[Goal] Write out each record again exactly as it stands.

** START OF Dataset content **

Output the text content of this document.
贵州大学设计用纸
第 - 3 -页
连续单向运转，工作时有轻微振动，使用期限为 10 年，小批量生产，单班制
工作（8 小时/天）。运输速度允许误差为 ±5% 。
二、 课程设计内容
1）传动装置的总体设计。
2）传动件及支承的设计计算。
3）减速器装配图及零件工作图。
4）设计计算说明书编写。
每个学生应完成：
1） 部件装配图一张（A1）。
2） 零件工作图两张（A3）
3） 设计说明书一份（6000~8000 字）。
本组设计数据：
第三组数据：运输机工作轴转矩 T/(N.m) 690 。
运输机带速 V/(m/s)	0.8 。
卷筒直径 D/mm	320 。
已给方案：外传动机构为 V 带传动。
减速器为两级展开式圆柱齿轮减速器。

** END OF Dataset content **

[Task output]
Output the text content of this document.
贵州大学设计用纸
第 - 3 -页
连续单向运转，工作时有轻微振动，使用期限为 10 年，小批量生产，单班制
工作（8 小时/天）。运输速度允许误差为 ±5% 。
二、 课程设计内容
1）传动装置的总体设计。
2）传动件及支承的设计计算。
3）减速器装配图及零件工作图。
4）设计计算说明书编写。
每个学生应完成：
1） 部件装配图一张（A1）。
2） 零件工作图两张（A3）
3） 设计说明书一份（6000~8000 字）。
本组设计数据：
第三组数据：运输机工作轴转矩 T/(N.m) 690 。
运输机带速 V/(m/s)	0.8 。
卷筒直径 D/mm	320 。
已给方案：外传动机构为 V 带传动。
减速器为两级展开式圆柱齿轮减速器。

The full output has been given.